What needs to be done: Copy every entry precisely.

+++++

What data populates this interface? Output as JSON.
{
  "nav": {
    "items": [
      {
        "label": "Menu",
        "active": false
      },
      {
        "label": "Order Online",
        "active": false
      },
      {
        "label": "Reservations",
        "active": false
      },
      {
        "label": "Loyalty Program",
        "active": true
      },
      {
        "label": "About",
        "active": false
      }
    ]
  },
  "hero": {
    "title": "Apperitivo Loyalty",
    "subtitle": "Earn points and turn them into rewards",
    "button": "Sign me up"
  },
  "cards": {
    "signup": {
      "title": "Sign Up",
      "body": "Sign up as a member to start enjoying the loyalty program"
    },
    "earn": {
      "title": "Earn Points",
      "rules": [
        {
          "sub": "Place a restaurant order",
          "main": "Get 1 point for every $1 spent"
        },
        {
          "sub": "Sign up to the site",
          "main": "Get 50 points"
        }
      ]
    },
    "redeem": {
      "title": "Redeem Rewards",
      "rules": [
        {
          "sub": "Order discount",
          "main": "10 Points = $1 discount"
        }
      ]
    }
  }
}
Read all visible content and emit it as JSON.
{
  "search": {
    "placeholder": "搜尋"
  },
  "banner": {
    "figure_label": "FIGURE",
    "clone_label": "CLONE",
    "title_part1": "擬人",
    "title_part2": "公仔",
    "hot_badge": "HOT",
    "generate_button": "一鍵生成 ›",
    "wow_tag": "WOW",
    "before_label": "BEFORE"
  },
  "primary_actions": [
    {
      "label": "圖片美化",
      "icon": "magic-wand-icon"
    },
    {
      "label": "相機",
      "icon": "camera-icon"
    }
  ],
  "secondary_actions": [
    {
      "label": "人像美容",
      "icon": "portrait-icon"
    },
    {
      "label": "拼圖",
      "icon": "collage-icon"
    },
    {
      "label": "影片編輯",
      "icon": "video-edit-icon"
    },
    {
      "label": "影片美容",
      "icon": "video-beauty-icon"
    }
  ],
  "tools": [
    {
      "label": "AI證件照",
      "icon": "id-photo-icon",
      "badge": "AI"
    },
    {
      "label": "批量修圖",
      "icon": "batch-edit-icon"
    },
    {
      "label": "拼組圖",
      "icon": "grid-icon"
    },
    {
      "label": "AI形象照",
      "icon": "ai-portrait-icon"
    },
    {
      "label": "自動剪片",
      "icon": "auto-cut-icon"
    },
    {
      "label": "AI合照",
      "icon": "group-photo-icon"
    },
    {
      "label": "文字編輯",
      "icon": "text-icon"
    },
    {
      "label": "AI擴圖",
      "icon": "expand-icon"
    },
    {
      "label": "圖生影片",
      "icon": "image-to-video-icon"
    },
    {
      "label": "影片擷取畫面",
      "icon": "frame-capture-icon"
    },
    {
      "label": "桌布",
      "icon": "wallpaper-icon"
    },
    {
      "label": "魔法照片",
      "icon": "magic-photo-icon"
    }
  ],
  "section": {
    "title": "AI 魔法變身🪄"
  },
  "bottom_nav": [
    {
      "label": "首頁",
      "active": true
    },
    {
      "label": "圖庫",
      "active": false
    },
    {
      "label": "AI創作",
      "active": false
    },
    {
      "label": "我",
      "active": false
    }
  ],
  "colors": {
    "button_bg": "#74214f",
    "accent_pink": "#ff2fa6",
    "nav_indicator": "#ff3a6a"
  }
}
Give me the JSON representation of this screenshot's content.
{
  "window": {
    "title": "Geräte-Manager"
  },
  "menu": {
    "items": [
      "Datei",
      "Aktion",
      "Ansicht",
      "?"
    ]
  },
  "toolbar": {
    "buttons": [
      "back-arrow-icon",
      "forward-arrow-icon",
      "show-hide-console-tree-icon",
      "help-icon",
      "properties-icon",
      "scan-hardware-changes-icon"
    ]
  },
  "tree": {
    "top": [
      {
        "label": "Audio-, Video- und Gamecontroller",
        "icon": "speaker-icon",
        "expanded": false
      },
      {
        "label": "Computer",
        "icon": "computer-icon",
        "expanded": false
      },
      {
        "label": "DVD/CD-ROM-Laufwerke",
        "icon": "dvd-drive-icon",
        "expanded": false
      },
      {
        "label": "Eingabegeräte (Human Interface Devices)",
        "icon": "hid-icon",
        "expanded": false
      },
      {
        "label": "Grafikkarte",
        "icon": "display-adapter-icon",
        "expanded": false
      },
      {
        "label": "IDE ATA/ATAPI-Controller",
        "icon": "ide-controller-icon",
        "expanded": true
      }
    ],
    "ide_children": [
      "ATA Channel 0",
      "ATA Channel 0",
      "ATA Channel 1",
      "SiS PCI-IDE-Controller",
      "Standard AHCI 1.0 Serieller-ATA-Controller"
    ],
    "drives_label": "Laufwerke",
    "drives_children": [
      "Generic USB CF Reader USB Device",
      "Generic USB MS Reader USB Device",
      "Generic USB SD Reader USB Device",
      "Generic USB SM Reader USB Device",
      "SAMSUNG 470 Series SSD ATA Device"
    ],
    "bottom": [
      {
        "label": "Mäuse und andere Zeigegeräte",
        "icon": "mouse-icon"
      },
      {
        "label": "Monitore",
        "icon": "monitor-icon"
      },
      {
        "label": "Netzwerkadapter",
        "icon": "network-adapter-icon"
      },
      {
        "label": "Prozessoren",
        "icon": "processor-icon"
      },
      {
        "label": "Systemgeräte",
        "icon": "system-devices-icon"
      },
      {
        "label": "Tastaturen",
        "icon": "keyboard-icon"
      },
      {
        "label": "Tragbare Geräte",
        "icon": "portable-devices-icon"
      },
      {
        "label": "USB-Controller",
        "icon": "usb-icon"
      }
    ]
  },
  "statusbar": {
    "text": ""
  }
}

+++++

Problem solution:
What data populates this interface? Output as JSON.
{
  "nav": {
    "items": [
      {
        "label": "Menu",
        "active": false
      },
      {
        "label": "Order Online",
        "active": false
      },
      {
        "label": "Reservations",
        "active": false
      },
      {
        "label": "Loyalty Program",
        "active": true
      },
      {
        "label": "About",
        "active": false
      }
    ]
  },
  "hero": {
    "title": "Apperitivo Loyalty",
    "subtitle": "Earn points and turn them into rewards",
    "button": "Sign me up"
  },
  "cards": {
    "signup": {
      "title": "Sign Up",
      "body": "Sign up as a member to start enjoying the loyalty program"
    },
    "earn": {
      "title": "Earn Points",
      "rules": [
        {
          "sub": "Place a restaurant order",
          "main": "Get 1 point for every $1 spent"
        },
        {
          "sub": "Sign up to the site",
          "main": "Get 50 points"
        }
      ]
    },
    "redeem": {
      "title": "Redeem Rewards",
      "rules": [
        {
          "sub": "Order discount",
          "main": "10 Points = $1 discount"
        }
      ]
    }
  }
}
Read all visible content and emit it as JSON.
{
  "search": {
    "placeholder": "搜尋"
  },
  "banner": {
    "figure_label": "FIGURE",
    "clone_label": "CLONE",
    "title_part1": "擬人",
    "title_part2": "公仔",
    "hot_badge": "HOT",
    "generate_button": "一鍵生成 ›",
    "wow_tag": "WOW",
    "before_label": "BEFORE"
  },
  "primary_actions": [
    {
      "label": "圖片美化",
      "icon": "magic-wand-icon"
    },
    {
      "label": "相機",
      "icon": "camera-icon"
    }
  ],
  "secondary_actions": [
    {
      "label": "人像美容",
      "icon": "portrait-icon"
    },
    {
      "label": "拼圖",
      "icon": "collage-icon"
    },
    {
      "label": "影片編輯",
      "icon": "video-edit-icon"
    },
    {
      "label": "影片美容",
      "icon": "video-beauty-icon"
    }
  ],
  "tools": [
    {
      "label": "AI證件照",
      "icon": "id-photo-icon",
      "badge": "AI"
    },
    {
      "label": "批量修圖",
      "icon": "batch-edit-icon"
    },
    {
      "label": "拼組圖",
      "icon": "grid-icon"
    },
    {
      "label": "AI形象照",
      "icon": "ai-portrait-icon"
    },
    {
      "label": "自動剪片",
      "icon": "auto-cut-icon"
    },
    {
      "label": "AI合照",
      "icon": "group-photo-icon"
    },
    {
      "label": "文字編輯",
      "icon": "text-icon"
    },
    {
      "label": "AI擴圖",
      "icon": "expand-icon"
    },
    {
      "label": "圖生影片",
      "icon": "image-to-video-icon"
    },
    {
      "label": "影片擷取畫面",
      "icon": "frame-capture-icon"
    },
    {
      "label": "桌布",
      "icon": "wallpaper-icon"
    },
    {
      "label": "魔法照片",
      "icon": "magic-photo-icon"
    }
  ],
  "section": {
    "title": "AI 魔法變身🪄"
  },
  "bottom_nav": [
    {
      "label": "首頁",
      "active": true
    },
    {
      "label": "圖庫",
      "active": false
    },
    {
      "label": "AI創作",
      "active": false
    },
    {
      "label": "我",
      "active": false
    }
  ],
  "colors": {
    "button_bg": "#74214f",
    "accent_pink": "#ff2fa6",
    "nav_indicator": "#ff3a6a"
  }
}
Give me the JSON representation of this screenshot's content.
{
  "window": {
    "title": "Geräte-Manager"
  },
  "menu": {
    "items": [
      "Datei",
      "Aktion",
      "Ansicht",
      "?"
    ]
  },
  "toolbar": {
    "buttons": [
      "back-arrow-icon",
      "forward-arrow-icon",
      "show-hide-console-tree-icon",
      "help-icon",
      "properties-icon",
      "scan-hardware-changes-icon"
    ]
  },
  "tree": {
    "top": [
      {
        "label": "Audio-, Video- und Gamecontroller",
        "icon": "speaker-icon",
        "expanded": false
      },
      {
        "label": "Computer",
        "icon": "computer-icon",
        "expanded": false
      },
      {
        "label": "DVD/CD-ROM-Laufwerke",
        "icon": "dvd-drive-icon",
        "expanded": false
      },
      {
        "label": "Eingabegeräte (Human Interface Devices)",
        "icon": "hid-icon",
        "expanded": false
      },
      {
        "label": "Grafikkarte",
        "icon": "display-adapter-icon",
        "expanded": false
      },
      {
        "label": "IDE ATA/ATAPI-Controller",
        "icon": "ide-controller-icon",
        "expanded": true
      }
    ],
    "ide_children": [
      "ATA Channel 0",
      "ATA Channel 0",
      "ATA Channel 1",
      "SiS PCI-IDE-Controller",
      "Standard AHCI 1.0 Serieller-ATA-Controller"
    ],
    "drives_label": "Laufwerke",
    "drives_children": [
      "Generic USB CF Reader USB Device",
      "Generic USB MS Reader USB Device",
      "Generic USB SD Reader USB Device",
      "Generic USB SM Reader USB Device",
      "SAMSUNG 470 Series SSD ATA Device"
    ],
    "bottom": [
      {
        "label": "Mäuse und andere Zeigegeräte",
        "icon": "mouse-icon"
      },
      {
        "label": "Monitore",
        "icon": "monitor-icon"
      },
      {
        "label": "Netzwerkadapter",
        "icon": "network-adapter-icon"
      },
      {
        "label": "Prozessoren",
        "icon": "processor-icon"
      },
      {
        "label": "Systemgeräte",
        "icon": "system-devices-icon"
      },
      {
        "label": "Tastaturen",
        "icon": "keyboard-icon"
      },
      {
        "label": "Tragbare Geräte",
        "icon": "portable-devices-icon"
      },
      {
        "label": "USB-Controller",
        "icon": "usb-icon"
      }
    ]
  },
  "statusbar": {
    "text": ""
  }
}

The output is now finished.